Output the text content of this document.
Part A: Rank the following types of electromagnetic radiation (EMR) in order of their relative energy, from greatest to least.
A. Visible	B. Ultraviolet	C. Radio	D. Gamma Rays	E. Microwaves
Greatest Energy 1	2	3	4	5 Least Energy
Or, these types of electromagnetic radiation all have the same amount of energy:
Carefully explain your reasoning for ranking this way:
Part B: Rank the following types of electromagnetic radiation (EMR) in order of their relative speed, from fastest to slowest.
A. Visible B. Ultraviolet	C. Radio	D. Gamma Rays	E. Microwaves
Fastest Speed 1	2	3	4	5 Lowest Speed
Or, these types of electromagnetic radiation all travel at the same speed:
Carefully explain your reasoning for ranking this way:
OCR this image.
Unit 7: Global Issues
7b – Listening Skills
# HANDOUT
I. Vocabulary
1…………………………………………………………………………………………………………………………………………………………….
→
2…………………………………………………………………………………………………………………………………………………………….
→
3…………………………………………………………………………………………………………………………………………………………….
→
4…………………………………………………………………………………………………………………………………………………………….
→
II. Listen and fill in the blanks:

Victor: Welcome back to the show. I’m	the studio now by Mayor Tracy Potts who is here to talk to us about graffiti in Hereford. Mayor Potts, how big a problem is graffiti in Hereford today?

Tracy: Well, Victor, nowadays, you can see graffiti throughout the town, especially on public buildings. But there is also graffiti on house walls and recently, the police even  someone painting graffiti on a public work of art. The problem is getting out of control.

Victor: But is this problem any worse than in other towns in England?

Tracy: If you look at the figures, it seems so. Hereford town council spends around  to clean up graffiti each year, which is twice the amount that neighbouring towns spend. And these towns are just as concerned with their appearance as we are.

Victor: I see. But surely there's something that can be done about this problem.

◇ ◇ ◇

§ **AIM OF THE TASK**
Which lines hold the word "relative"? Copy each of them from the records.

§ **COMPLETED EXERCISE**
Part A: Rank the following types of electromagnetic radiation (EMR) in order of their relative energy, from greatest to least.
Part B: Rank the following types of electromagnetic radiation (EMR) in order of their relative speed, from fastest to slowest.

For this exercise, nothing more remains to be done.